• _Figure data in JSON_:
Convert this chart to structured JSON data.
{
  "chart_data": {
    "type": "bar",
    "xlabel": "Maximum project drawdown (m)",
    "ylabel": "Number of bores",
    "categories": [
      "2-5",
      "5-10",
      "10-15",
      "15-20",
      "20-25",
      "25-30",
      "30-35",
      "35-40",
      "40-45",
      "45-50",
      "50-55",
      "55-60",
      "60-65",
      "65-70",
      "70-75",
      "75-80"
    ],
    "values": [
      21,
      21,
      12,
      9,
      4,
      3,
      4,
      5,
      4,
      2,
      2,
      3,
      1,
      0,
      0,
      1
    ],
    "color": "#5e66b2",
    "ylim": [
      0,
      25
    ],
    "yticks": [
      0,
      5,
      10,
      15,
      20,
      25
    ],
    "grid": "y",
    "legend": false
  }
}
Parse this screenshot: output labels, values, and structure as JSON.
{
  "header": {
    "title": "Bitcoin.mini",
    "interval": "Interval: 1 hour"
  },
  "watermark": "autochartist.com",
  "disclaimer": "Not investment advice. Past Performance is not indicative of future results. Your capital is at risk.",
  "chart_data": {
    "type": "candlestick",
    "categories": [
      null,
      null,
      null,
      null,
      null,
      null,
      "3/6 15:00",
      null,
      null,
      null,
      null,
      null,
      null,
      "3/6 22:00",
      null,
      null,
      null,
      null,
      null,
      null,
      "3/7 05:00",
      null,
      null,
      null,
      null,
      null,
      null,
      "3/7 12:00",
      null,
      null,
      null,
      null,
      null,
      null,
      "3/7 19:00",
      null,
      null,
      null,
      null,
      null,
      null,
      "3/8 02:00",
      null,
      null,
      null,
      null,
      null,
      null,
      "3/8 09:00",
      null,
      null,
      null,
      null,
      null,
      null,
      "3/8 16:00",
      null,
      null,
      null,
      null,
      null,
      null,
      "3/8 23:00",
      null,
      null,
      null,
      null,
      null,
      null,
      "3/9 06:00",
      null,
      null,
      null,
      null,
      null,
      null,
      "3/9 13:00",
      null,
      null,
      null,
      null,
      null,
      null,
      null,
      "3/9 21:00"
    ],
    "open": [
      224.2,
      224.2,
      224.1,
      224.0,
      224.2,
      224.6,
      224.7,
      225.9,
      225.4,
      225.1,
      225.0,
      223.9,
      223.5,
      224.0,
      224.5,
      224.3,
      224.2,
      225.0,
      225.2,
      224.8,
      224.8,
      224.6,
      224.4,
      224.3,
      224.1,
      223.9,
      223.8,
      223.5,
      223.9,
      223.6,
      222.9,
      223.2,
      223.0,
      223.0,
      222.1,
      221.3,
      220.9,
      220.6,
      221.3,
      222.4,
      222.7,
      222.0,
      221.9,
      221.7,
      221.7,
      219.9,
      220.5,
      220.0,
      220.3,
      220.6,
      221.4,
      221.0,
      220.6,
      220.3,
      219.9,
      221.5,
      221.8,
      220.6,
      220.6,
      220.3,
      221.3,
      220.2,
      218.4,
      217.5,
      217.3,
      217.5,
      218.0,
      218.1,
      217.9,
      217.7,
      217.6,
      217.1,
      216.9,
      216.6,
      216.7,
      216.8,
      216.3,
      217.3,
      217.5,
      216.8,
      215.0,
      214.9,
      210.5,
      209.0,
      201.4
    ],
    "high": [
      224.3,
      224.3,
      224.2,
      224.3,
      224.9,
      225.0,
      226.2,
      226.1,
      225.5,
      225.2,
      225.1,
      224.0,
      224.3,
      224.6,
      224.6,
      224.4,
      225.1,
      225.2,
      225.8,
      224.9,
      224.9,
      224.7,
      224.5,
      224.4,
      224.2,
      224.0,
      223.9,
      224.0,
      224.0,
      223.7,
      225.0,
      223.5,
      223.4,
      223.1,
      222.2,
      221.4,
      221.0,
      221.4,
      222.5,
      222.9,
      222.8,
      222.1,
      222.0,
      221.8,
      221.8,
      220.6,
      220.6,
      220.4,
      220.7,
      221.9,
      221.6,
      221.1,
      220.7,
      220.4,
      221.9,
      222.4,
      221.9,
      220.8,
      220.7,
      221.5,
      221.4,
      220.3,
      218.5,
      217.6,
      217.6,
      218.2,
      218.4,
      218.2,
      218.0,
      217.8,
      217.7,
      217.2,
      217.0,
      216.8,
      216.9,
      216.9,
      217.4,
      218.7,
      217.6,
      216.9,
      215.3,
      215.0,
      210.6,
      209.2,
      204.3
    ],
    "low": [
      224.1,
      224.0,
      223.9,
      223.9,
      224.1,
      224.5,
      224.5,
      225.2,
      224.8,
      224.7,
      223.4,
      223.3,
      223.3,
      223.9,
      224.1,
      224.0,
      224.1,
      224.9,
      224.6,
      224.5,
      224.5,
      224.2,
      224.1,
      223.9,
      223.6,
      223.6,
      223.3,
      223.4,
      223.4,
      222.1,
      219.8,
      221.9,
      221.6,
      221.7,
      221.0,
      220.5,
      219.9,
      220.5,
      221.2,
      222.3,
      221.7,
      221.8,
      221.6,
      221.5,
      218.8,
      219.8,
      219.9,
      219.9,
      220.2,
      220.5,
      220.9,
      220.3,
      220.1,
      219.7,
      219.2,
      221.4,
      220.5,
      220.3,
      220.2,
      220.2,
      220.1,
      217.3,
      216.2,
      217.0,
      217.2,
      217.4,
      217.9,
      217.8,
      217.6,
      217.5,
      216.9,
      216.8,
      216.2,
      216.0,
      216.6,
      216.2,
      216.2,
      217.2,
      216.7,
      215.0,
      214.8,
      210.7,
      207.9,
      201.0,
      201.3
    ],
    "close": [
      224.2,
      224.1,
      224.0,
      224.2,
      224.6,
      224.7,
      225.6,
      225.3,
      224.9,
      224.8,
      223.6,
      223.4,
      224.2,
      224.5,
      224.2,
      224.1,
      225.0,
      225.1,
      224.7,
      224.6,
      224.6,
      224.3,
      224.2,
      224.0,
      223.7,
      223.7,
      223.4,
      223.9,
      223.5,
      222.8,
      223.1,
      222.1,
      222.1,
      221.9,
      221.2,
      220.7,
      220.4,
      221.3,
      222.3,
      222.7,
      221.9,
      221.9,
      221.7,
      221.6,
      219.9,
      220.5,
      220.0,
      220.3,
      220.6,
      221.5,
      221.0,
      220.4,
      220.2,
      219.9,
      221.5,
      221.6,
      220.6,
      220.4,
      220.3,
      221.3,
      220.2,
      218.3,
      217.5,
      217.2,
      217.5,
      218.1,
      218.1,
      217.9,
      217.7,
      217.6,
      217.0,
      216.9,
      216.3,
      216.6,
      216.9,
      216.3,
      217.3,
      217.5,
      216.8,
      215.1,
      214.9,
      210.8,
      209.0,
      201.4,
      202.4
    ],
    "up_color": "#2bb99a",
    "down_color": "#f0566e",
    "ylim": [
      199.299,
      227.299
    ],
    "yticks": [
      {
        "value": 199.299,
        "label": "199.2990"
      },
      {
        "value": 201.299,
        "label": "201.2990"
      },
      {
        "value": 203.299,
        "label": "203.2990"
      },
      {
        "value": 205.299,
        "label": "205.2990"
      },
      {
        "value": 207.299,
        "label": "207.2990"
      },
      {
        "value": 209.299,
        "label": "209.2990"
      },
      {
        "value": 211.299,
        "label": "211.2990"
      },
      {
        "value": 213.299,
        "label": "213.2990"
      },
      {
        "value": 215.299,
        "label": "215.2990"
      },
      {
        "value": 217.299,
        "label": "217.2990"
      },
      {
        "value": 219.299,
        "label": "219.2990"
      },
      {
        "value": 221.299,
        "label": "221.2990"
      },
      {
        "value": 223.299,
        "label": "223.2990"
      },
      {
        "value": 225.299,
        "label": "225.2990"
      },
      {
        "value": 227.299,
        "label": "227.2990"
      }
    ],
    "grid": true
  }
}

• _Problem requirements_: Gather each line in the entries above where the string "this" is found.

• _Written response_:
Convert this chart to structured JSON data.
Parse this screenshot: output labels, values, and structure as JSON.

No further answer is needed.